Transcribe the listing verbatim. Do not carry over any pictures.

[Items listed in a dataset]
★ ★ ★ ★ ★ ★ ★
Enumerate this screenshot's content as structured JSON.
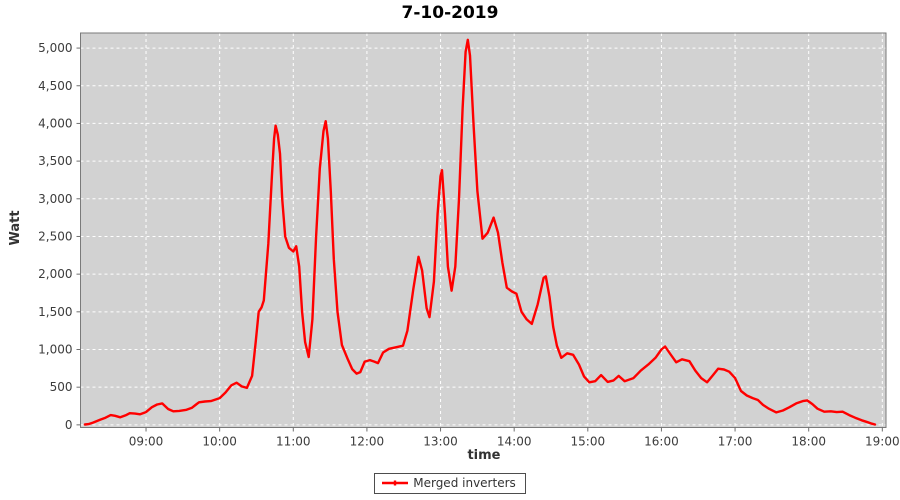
{
  "title": "7-10-2019",
  "legend": {
    "items": [
      {
        "label": "Merged inverters",
        "color": "#ff0000"
      }
    ]
  },
  "colors": {
    "plot_background": "#d2d2d2",
    "grid_line": "#ffffff",
    "plot_border": "#7a7a7a",
    "tick_mark": "#6e6e6e",
    "tick_label": "#3c3c3c",
    "series_red": "#ff0000",
    "title_text": "#000000",
    "axis_label_text": "#333333"
  },
  "chart_data": {
    "type": "line",
    "title": "7-10-2019",
    "xlabel": "time",
    "ylabel": "Watt",
    "legend_position": "bottom-center",
    "grid": "white dashed, horizontal and vertical",
    "xlim": [
      8.11,
      19.05
    ],
    "ylim": [
      -35,
      5200
    ],
    "x_tick_values": [
      9,
      10,
      11,
      12,
      13,
      14,
      15,
      16,
      17,
      18,
      19
    ],
    "x_tick_labels": [
      "09:00",
      "10:00",
      "11:00",
      "12:00",
      "13:00",
      "14:00",
      "15:00",
      "16:00",
      "17:00",
      "18:00",
      "19:00"
    ],
    "y_tick_values": [
      0,
      500,
      1000,
      1500,
      2000,
      2500,
      3000,
      3500,
      4000,
      4500,
      5000
    ],
    "y_tick_labels": [
      "0",
      "500",
      "1,000",
      "1,500",
      "2,000",
      "2,500",
      "3,000",
      "3,500",
      "4,000",
      "4,500",
      "5,000"
    ],
    "series": [
      {
        "name": "Merged inverters",
        "color": "#ff0000",
        "points": [
          [
            8.17,
            5
          ],
          [
            8.22,
            10
          ],
          [
            8.28,
            30
          ],
          [
            8.38,
            70
          ],
          [
            8.45,
            95
          ],
          [
            8.52,
            130
          ],
          [
            8.58,
            120
          ],
          [
            8.65,
            100
          ],
          [
            8.72,
            125
          ],
          [
            8.78,
            155
          ],
          [
            8.85,
            150
          ],
          [
            8.92,
            140
          ],
          [
            9.0,
            170
          ],
          [
            9.08,
            235
          ],
          [
            9.15,
            270
          ],
          [
            9.22,
            285
          ],
          [
            9.3,
            210
          ],
          [
            9.37,
            180
          ],
          [
            9.45,
            185
          ],
          [
            9.55,
            200
          ],
          [
            9.62,
            225
          ],
          [
            9.68,
            270
          ],
          [
            9.72,
            300
          ],
          [
            9.8,
            310
          ],
          [
            9.88,
            315
          ],
          [
            10.0,
            355
          ],
          [
            10.08,
            430
          ],
          [
            10.16,
            525
          ],
          [
            10.23,
            560
          ],
          [
            10.3,
            510
          ],
          [
            10.37,
            490
          ],
          [
            10.44,
            650
          ],
          [
            10.49,
            1100
          ],
          [
            10.53,
            1500
          ],
          [
            10.57,
            1560
          ],
          [
            10.6,
            1650
          ],
          [
            10.66,
            2400
          ],
          [
            10.71,
            3300
          ],
          [
            10.74,
            3800
          ],
          [
            10.76,
            3970
          ],
          [
            10.79,
            3850
          ],
          [
            10.82,
            3600
          ],
          [
            10.85,
            3000
          ],
          [
            10.89,
            2500
          ],
          [
            10.94,
            2350
          ],
          [
            11.0,
            2300
          ],
          [
            11.04,
            2370
          ],
          [
            11.08,
            2100
          ],
          [
            11.12,
            1500
          ],
          [
            11.16,
            1100
          ],
          [
            11.21,
            900
          ],
          [
            11.26,
            1400
          ],
          [
            11.31,
            2500
          ],
          [
            11.36,
            3400
          ],
          [
            11.41,
            3900
          ],
          [
            11.44,
            4030
          ],
          [
            11.47,
            3800
          ],
          [
            11.51,
            3100
          ],
          [
            11.55,
            2200
          ],
          [
            11.6,
            1500
          ],
          [
            11.66,
            1060
          ],
          [
            11.74,
            870
          ],
          [
            11.8,
            740
          ],
          [
            11.86,
            680
          ],
          [
            11.91,
            700
          ],
          [
            11.97,
            840
          ],
          [
            12.04,
            860
          ],
          [
            12.1,
            840
          ],
          [
            12.15,
            820
          ],
          [
            12.22,
            960
          ],
          [
            12.3,
            1010
          ],
          [
            12.4,
            1030
          ],
          [
            12.49,
            1050
          ],
          [
            12.55,
            1250
          ],
          [
            12.63,
            1800
          ],
          [
            12.7,
            2230
          ],
          [
            12.75,
            2050
          ],
          [
            12.81,
            1550
          ],
          [
            12.85,
            1430
          ],
          [
            12.91,
            1900
          ],
          [
            12.96,
            2800
          ],
          [
            13.0,
            3300
          ],
          [
            13.02,
            3380
          ],
          [
            13.06,
            2800
          ],
          [
            13.1,
            2100
          ],
          [
            13.15,
            1780
          ],
          [
            13.2,
            2100
          ],
          [
            13.25,
            3000
          ],
          [
            13.3,
            4200
          ],
          [
            13.34,
            4950
          ],
          [
            13.37,
            5110
          ],
          [
            13.4,
            4900
          ],
          [
            13.45,
            3950
          ],
          [
            13.5,
            3100
          ],
          [
            13.57,
            2470
          ],
          [
            13.64,
            2550
          ],
          [
            13.72,
            2750
          ],
          [
            13.78,
            2550
          ],
          [
            13.84,
            2150
          ],
          [
            13.9,
            1820
          ],
          [
            13.97,
            1770
          ],
          [
            14.03,
            1740
          ],
          [
            14.1,
            1500
          ],
          [
            14.17,
            1400
          ],
          [
            14.24,
            1340
          ],
          [
            14.32,
            1600
          ],
          [
            14.4,
            1950
          ],
          [
            14.43,
            1970
          ],
          [
            14.48,
            1700
          ],
          [
            14.53,
            1300
          ],
          [
            14.58,
            1050
          ],
          [
            14.64,
            890
          ],
          [
            14.72,
            950
          ],
          [
            14.8,
            930
          ],
          [
            14.88,
            800
          ],
          [
            14.95,
            640
          ],
          [
            15.02,
            565
          ],
          [
            15.1,
            580
          ],
          [
            15.18,
            660
          ],
          [
            15.27,
            570
          ],
          [
            15.35,
            590
          ],
          [
            15.42,
            650
          ],
          [
            15.5,
            580
          ],
          [
            15.62,
            620
          ],
          [
            15.72,
            720
          ],
          [
            15.82,
            800
          ],
          [
            15.92,
            890
          ],
          [
            16.0,
            1000
          ],
          [
            16.05,
            1040
          ],
          [
            16.12,
            940
          ],
          [
            16.2,
            830
          ],
          [
            16.28,
            870
          ],
          [
            16.38,
            845
          ],
          [
            16.46,
            720
          ],
          [
            16.54,
            620
          ],
          [
            16.62,
            565
          ],
          [
            16.7,
            660
          ],
          [
            16.77,
            745
          ],
          [
            16.85,
            735
          ],
          [
            16.92,
            705
          ],
          [
            17.0,
            620
          ],
          [
            17.08,
            450
          ],
          [
            17.16,
            390
          ],
          [
            17.24,
            355
          ],
          [
            17.31,
            330
          ],
          [
            17.38,
            265
          ],
          [
            17.46,
            215
          ],
          [
            17.56,
            165
          ],
          [
            17.65,
            190
          ],
          [
            17.74,
            235
          ],
          [
            17.83,
            285
          ],
          [
            17.92,
            315
          ],
          [
            17.98,
            325
          ],
          [
            18.05,
            275
          ],
          [
            18.12,
            215
          ],
          [
            18.21,
            175
          ],
          [
            18.3,
            180
          ],
          [
            18.38,
            170
          ],
          [
            18.46,
            175
          ],
          [
            18.55,
            130
          ],
          [
            18.63,
            95
          ],
          [
            18.72,
            60
          ],
          [
            18.8,
            35
          ],
          [
            18.86,
            15
          ],
          [
            18.9,
            5
          ]
        ]
      }
    ]
  }
}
★ ★ ★ ★ ★ ★ ★
> [Complete output]
Enumerate this screenshot's content as structured JSON.
{
  "title": "7-10-2019",
  "legend": {
    "items": [
      {
        "label": "Merged inverters",
        "color": "#ff0000"
      }
    ]
  },
  "colors": {
    "plot_background": "#d2d2d2",
    "grid_line": "#ffffff",
    "plot_border": "#7a7a7a",
    "tick_mark": "#6e6e6e",
    "tick_label": "#3c3c3c",
    "series_red": "#ff0000",
    "title_text": "#000000",
    "axis_label_text": "#333333"
  },
  "chart_data": {
    "type": "line",
    "title": "7-10-2019",
    "xlabel": "time",
    "ylabel": "Watt",
    "legend_position": "bottom-center",
    "grid": "white dashed, horizontal and vertical",
    "xlim": [
      8.11,
      19.05
    ],
    "ylim": [
      -35,
      5200
    ],
    "x_tick_values": [
      9,
      10,
      11,
      12,
      13,
      14,
      15,
      16,
      17,
      18,
      19
    ],
    "x_tick_labels": [
      "09:00",
      "10:00",
      "11:00",
      "12:00",
      "13:00",
      "14:00",
      "15:00",
      "16:00",
      "17:00",
      "18:00",
      "19:00"
    ],
    "y_tick_values": [
      0,
      500,
      1000,
      1500,
      2000,
      2500,
      3000,
      3500,
      4000,
      4500,
      5000
    ],
    "y_tick_labels": [
      "0",
      "500",
      "1,000",
      "1,500",
      "2,000",
      "2,500",
      "3,000",
      "3,500",
      "4,000",
      "4,500",
      "5,000"
    ],
    "series": [
      {
        "name": "Merged inverters",
        "color": "#ff0000",
        "points": [
          [
            8.17,
            5
          ],
          [
            8.22,
            10
          ],
          [
            8.28,
            30
          ],
          [
            8.38,
            70
          ],
          [
            8.45,
            95
          ],
          [
            8.52,
            130
          ],
          [
            8.58,
            120
          ],
          [
            8.65,
            100
          ],
          [
            8.72,
            125
          ],
          [
            8.78,
            155
          ],
          [
            8.85,
            150
          ],
          [
            8.92,
            140
          ],
          [
            9.0,
            170
          ],
          [
            9.08,
            235
          ],
          [
            9.15,
            270
          ],
          [
            9.22,
            285
          ],
          [
            9.3,
            210
          ],
          [
            9.37,
            180
          ],
          [
            9.45,
            185
          ],
          [
            9.55,
            200
          ],
          [
            9.62,
            225
          ],
          [
            9.68,
            270
          ],
          [
            9.72,
            300
          ],
          [
            9.8,
            310
          ],
          [
            9.88,
            315
          ],
          [
            10.0,
            355
          ],
          [
            10.08,
            430
          ],
          [
            10.16,
            525
          ],
          [
            10.23,
            560
          ],
          [
            10.3,
            510
          ],
          [
            10.37,
            490
          ],
          [
            10.44,
            650
          ],
          [
            10.49,
            1100
          ],
          [
            10.53,
            1500
          ],
          [
            10.57,
            1560
          ],
          [
            10.6,
            1650
          ],
          [
            10.66,
            2400
          ],
          [
            10.71,
            3300
          ],
          [
            10.74,
            3800
          ],
          [
            10.76,
            3970
          ],
          [
            10.79,
            3850
          ],
          [
            10.82,
            3600
          ],
          [
            10.85,
            3000
          ],
          [
            10.89,
            2500
          ],
          [
            10.94,
            2350
          ],
          [
            11.0,
            2300
          ],
          [
            11.04,
            2370
          ],
          [
            11.08,
            2100
          ],
          [
            11.12,
            1500
          ],
          [
            11.16,
            1100
          ],
          [
            11.21,
            900
          ],
          [
            11.26,
            1400
          ],
          [
            11.31,
            2500
          ],
          [
            11.36,
            3400
          ],
          [
            11.41,
            3900
          ],
          [
            11.44,
            4030
          ],
          [
            11.47,
            3800
          ],
          [
            11.51,
            3100
          ],
          [
            11.55,
            2200
          ],
          [
            11.6,
            1500
          ],
          [
            11.66,
            1060
          ],
          [
            11.74,
            870
          ],
          [
            11.8,
            740
          ],
          [
            11.86,
            680
          ],
          [
            11.91,
            700
          ],
          [
            11.97,
            840
          ],
          [
            12.04,
            860
          ],
          [
            12.1,
            840
          ],
          [
            12.15,
            820
          ],
          [
            12.22,
            960
          ],
          [
            12.3,
            1010
          ],
          [
            12.4,
            1030
          ],
          [
            12.49,
            1050
          ],
          [
            12.55,
            1250
          ],
          [
            12.63,
            1800
          ],
          [
            12.7,
            2230
          ],
          [
            12.75,
            2050
          ],
          [
            12.81,
            1550
          ],
          [
            12.85,
            1430
          ],
          [
            12.91,
            1900
          ],
          [
            12.96,
            2800
          ],
          [
            13.0,
            3300
          ],
          [
            13.02,
            3380
          ],
          [
            13.06,
            2800
          ],
          [
            13.1,
            2100
          ],
          [
            13.15,
            1780
          ],
          [
            13.2,
            2100
          ],
          [
            13.25,
            3000
          ],
          [
            13.3,
            4200
          ],
          [
            13.34,
            4950
          ],
          [
            13.37,
            5110
          ],
          [
            13.4,
            4900
          ],
          [
            13.45,
            3950
          ],
          [
            13.5,
            3100
          ],
          [
            13.57,
            2470
          ],
          [
            13.64,
            2550
          ],
          [
            13.72,
            2750
          ],
          [
            13.78,
            2550
          ],
          [
            13.84,
            2150
          ],
          [
            13.9,
            1820
          ],
          [
            13.97,
            1770
          ],
          [
            14.03,
            1740
          ],
          [
            14.1,
            1500
          ],
          [
            14.17,
            1400
          ],
          [
            14.24,
            1340
          ],
          [
            14.32,
            1600
          ],
          [
            14.4,
            1950
          ],
          [
            14.43,
            1970
          ],
          [
            14.48,
            1700
          ],
          [
            14.53,
            1300
          ],
          [
            14.58,
            1050
          ],
          [
            14.64,
            890
          ],
          [
            14.72,
            950
          ],
          [
            14.8,
            930
          ],
          [
            14.88,
            800
          ],
          [
            14.95,
            640
          ],
          [
            15.02,
            565
          ],
          [
            15.1,
            580
          ],
          [
            15.18,
            660
          ],
          [
            15.27,
            570
          ],
          [
            15.35,
            590
          ],
          [
            15.42,
            650
          ],
          [
            15.5,
            580
          ],
          [
            15.62,
            620
          ],
          [
            15.72,
            720
          ],
          [
            15.82,
            800
          ],
          [
            15.92,
            890
          ],
          [
            16.0,
            1000
          ],
          [
            16.05,
            1040
          ],
          [
            16.12,
            940
          ],
          [
            16.2,
            830
          ],
          [
            16.28,
            870
          ],
          [
            16.38,
            845
          ],
          [
            16.46,
            720
          ],
          [
            16.54,
            620
          ],
          [
            16.62,
            565
          ],
          [
            16.7,
            660
          ],
          [
            16.77,
            745
          ],
          [
            16.85,
            735
          ],
          [
            16.92,
            705
          ],
          [
            17.0,
            620
          ],
          [
            17.08,
            450
          ],
          [
            17.16,
            390
          ],
          [
            17.24,
            355
          ],
          [
            17.31,
            330
          ],
          [
            17.38,
            265
          ],
          [
            17.46,
            215
          ],
          [
            17.56,
            165
          ],
          [
            17.65,
            190
          ],
          [
            17.74,
            235
          ],
          [
            17.83,
            285
          ],
          [
            17.92,
            315
          ],
          [
            17.98,
            325
          ],
          [
            18.05,
            275
          ],
          [
            18.12,
            215
          ],
          [
            18.21,
            175
          ],
          [
            18.3,
            180
          ],
          [
            18.38,
            170
          ],
          [
            18.46,
            175
          ],
          [
            18.55,
            130
          ],
          [
            18.63,
            95
          ],
          [
            18.72,
            60
          ],
          [
            18.8,
            35
          ],
          [
            18.86,
            15
          ],
          [
            18.9,
            5
          ]
        ]
      }
    ]
  }
}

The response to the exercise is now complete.